Transcribe all of the material below word for word and leave out its pictures.

Excerpted data start

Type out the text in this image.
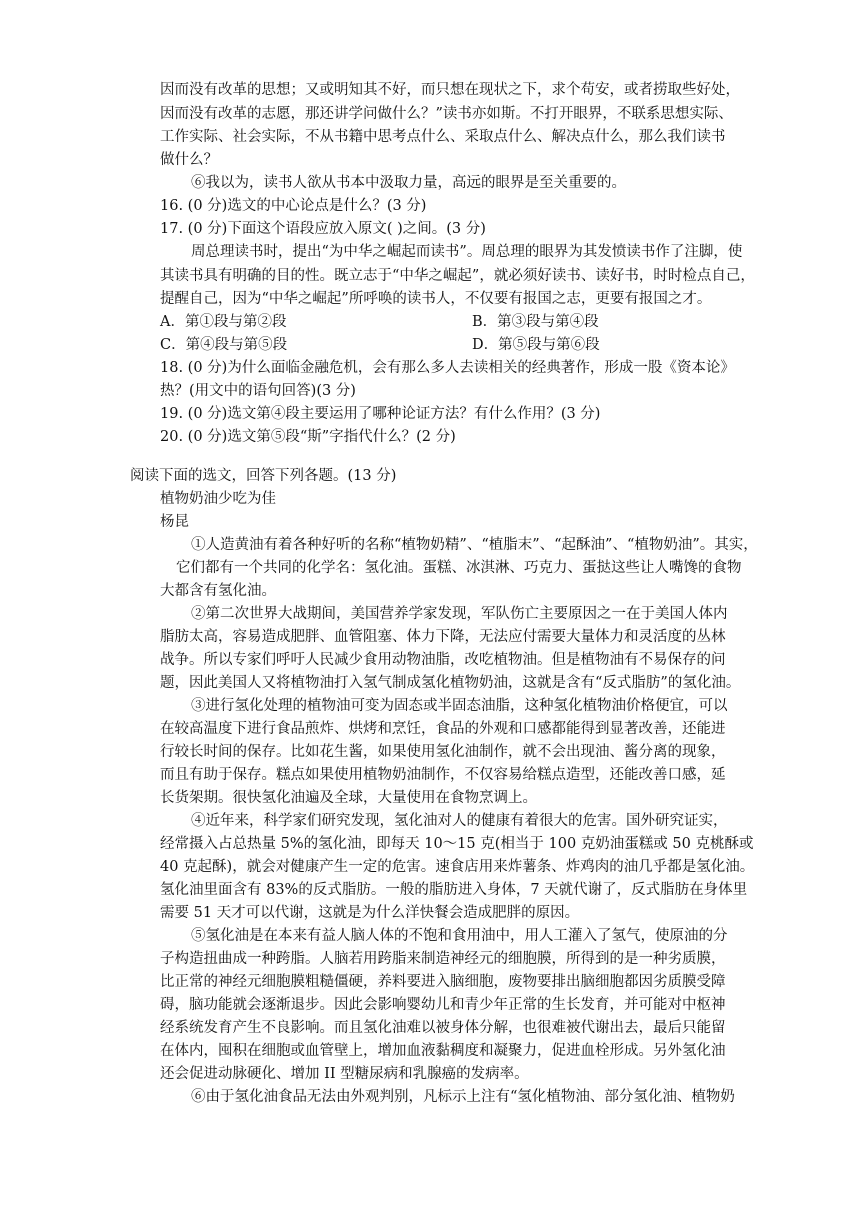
因而没有改革的思想；又或明知其不好，而只想在现状之下，求个苟安，或者捞取些好处，
因而没有改革的志愿，那还讲学问做什么？”读书亦如斯。不打开眼界，不联系思想实际、
工作实际、社会实际，不从书籍中思考点什么、采取点什么、解决点什么，那么我们读书
做什么？
⑥我以为，读书人欲从书本中汲取力量，高远的眼界是至关重要的。
16. (0 分)选文的中心论点是什么？(3 分)
17. (0 分)下面这个语段应放入原文( )之间。(3 分)
周总理读书时，提出“为中华之崛起而读书”。周总理的眼界为其发愤读书作了注脚，使
其读书具有明确的目的性。既立志于“中华之崛起”，就必须好读书、读好书，时时检点自己，
提醒自己，因为“中华之崛起”所呼唤的读书人，不仅要有报国之志，更要有报国之才。
A．第①段与第②段	B．第③段与第④段
C．第④段与第⑤段	D．第⑤段与第⑥段
18. (0 分)为什么面临金融危机，会有那么多人去读相关的经典著作，形成一股《资本论》
热？(用文中的语句回答)(3 分)
19. (0 分)选文第④段主要运用了哪种论证方法？有什么作用？(3 分)
20. (0 分)选文第⑤段“斯”字指代什么？(2 分)
阅读下面的选文，回答下列各题。(13 分)
植物奶油少吃为佳
杨昆
①人造黄油有着各种好听的名称“植物奶精”、“植脂末”、“起酥油”、“植物奶油”。其实，
它们都有一个共同的化学名：氢化油。蛋糕、冰淇淋、巧克力、蛋挞这些让人嘴馋的食物
大都含有氢化油。
②第二次世界大战期间，美国营养学家发现，军队伤亡主要原因之一在于美国人体内
脂肪太高，容易造成肥胖、血管阻塞、体力下降，无法应付需要大量体力和灵活度的丛林
战争。所以专家们呼吁人民减少食用动物油脂，改吃植物油。但是植物油有不易保存的问
题，因此美国人又将植物油打入氢气制成氢化植物奶油，这就是含有“反式脂肪”的氢化油。
③进行氢化处理的植物油可变为固态或半固态油脂，这种氢化植物油价格便宜，可以
在较高温度下进行食品煎炸、烘烤和烹饪，食品的外观和口感都能得到显著改善，还能进
行较长时间的保存。比如花生酱，如果使用氢化油制作，就不会出现油、酱分离的现象，
而且有助于保存。糕点如果使用植物奶油制作，不仅容易给糕点造型，还能改善口感，延
长货架期。很快氢化油遍及全球，大量使用在食物烹调上。
④近年来，科学家们研究发现，氢化油对人的健康有着很大的危害。国外研究证实，
经常摄入占总热量 5%的氢化油，即每天 10～15 克(相当于 100 克奶油蛋糕或 50 克桃酥或
40 克起酥)，就会对健康产生一定的危害。速食店用来炸薯条、炸鸡肉的油几乎都是氢化油。
氢化油里面含有 83%的反式脂肪。一般的脂肪进入身体，7 天就代谢了，反式脂肪在身体里
需要 51 天才可以代谢，这就是为什么洋快餐会造成肥胖的原因。
⑤氢化油是在本来有益人脑人体的不饱和食用油中，用人工灌入了氢气，使原油的分
子构造扭曲成一种跨脂。人脑若用跨脂来制造神经元的细胞膜，所得到的是一种劣质膜，
比正常的神经元细胞膜粗糙僵硬，养料要进入脑细胞，废物要排出脑细胞都因劣质膜受障
碍，脑功能就会逐渐退步。因此会影响婴幼儿和青少年正常的生长发育，并可能对中枢神
经系统发育产生不良影响。而且氢化油难以被身体分解，也很难被代谢出去，最后只能留
在体内，囤积在细胞或血管壁上，增加血液黏稠度和凝聚力，促进血栓形成。另外氢化油
还会促进动脉硬化、增加 II 型糖尿病和乳腺癌的发病率。
⑥由于氢化油食品无法由外观判别，凡标示上注有“氢化植物油、部分氢化油、植物奶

Excerpted data end

• _Solution for this problem_:
Type out the text in this image.
因而没有改革的思想；又或明知其不好，而只想在现状之下，求个苟安，或者捞取些好处，
因而没有改革的志愿，那还讲学问做什么？”读书亦如斯。不打开眼界，不联系思想实际、
工作实际、社会实际，不从书籍中思考点什么、采取点什么、解决点什么，那么我们读书
做什么？
⑥我以为，读书人欲从书本中汲取力量，高远的眼界是至关重要的。
16. (0 分)选文的中心论点是什么？(3 分)
17. (0 分)下面这个语段应放入原文( )之间。(3 分)
周总理读书时，提出“为中华之崛起而读书”。周总理的眼界为其发愤读书作了注脚，使
其读书具有明确的目的性。既立志于“中华之崛起”，就必须好读书、读好书，时时检点自己，
提醒自己，因为“中华之崛起”所呼唤的读书人，不仅要有报国之志，更要有报国之才。
A．第①段与第②段	B．第③段与第④段
C．第④段与第⑤段	D．第⑤段与第⑥段
18. (0 分)为什么面临金融危机，会有那么多人去读相关的经典著作，形成一股《资本论》
热？(用文中的语句回答)(3 分)
19. (0 分)选文第④段主要运用了哪种论证方法？有什么作用？(3 分)
20. (0 分)选文第⑤段“斯”字指代什么？(2 分)
阅读下面的选文，回答下列各题。(13 分)
植物奶油少吃为佳
杨昆
①人造黄油有着各种好听的名称“植物奶精”、“植脂末”、“起酥油”、“植物奶油”。其实，
它们都有一个共同的化学名：氢化油。蛋糕、冰淇淋、巧克力、蛋挞这些让人嘴馋的食物
大都含有氢化油。
②第二次世界大战期间，美国营养学家发现，军队伤亡主要原因之一在于美国人体内
脂肪太高，容易造成肥胖、血管阻塞、体力下降，无法应付需要大量体力和灵活度的丛林
战争。所以专家们呼吁人民减少食用动物油脂，改吃植物油。但是植物油有不易保存的问
题，因此美国人又将植物油打入氢气制成氢化植物奶油，这就是含有“反式脂肪”的氢化油。
③进行氢化处理的植物油可变为固态或半固态油脂，这种氢化植物油价格便宜，可以
在较高温度下进行食品煎炸、烘烤和烹饪，食品的外观和口感都能得到显著改善，还能进
行较长时间的保存。比如花生酱，如果使用氢化油制作，就不会出现油、酱分离的现象，
而且有助于保存。糕点如果使用植物奶油制作，不仅容易给糕点造型，还能改善口感，延
长货架期。很快氢化油遍及全球，大量使用在食物烹调上。
④近年来，科学家们研究发现，氢化油对人的健康有着很大的危害。国外研究证实，
经常摄入占总热量 5%的氢化油，即每天 10～15 克(相当于 100 克奶油蛋糕或 50 克桃酥或
40 克起酥)，就会对健康产生一定的危害。速食店用来炸薯条、炸鸡肉的油几乎都是氢化油。
氢化油里面含有 83%的反式脂肪。一般的脂肪进入身体，7 天就代谢了，反式脂肪在身体里
需要 51 天才可以代谢，这就是为什么洋快餐会造成肥胖的原因。
⑤氢化油是在本来有益人脑人体的不饱和食用油中，用人工灌入了氢气，使原油的分
子构造扭曲成一种跨脂。人脑若用跨脂来制造神经元的细胞膜，所得到的是一种劣质膜，
比正常的神经元细胞膜粗糙僵硬，养料要进入脑细胞，废物要排出脑细胞都因劣质膜受障
碍，脑功能就会逐渐退步。因此会影响婴幼儿和青少年正常的生长发育，并可能对中枢神
经系统发育产生不良影响。而且氢化油难以被身体分解，也很难被代谢出去，最后只能留
在体内，囤积在细胞或血管壁上，增加血液黏稠度和凝聚力，促进血栓形成。另外氢化油
还会促进动脉硬化、增加 II 型糖尿病和乳腺癌的发病率。
⑥由于氢化油食品无法由外观判别，凡标示上注有“氢化植物油、部分氢化油、植物奶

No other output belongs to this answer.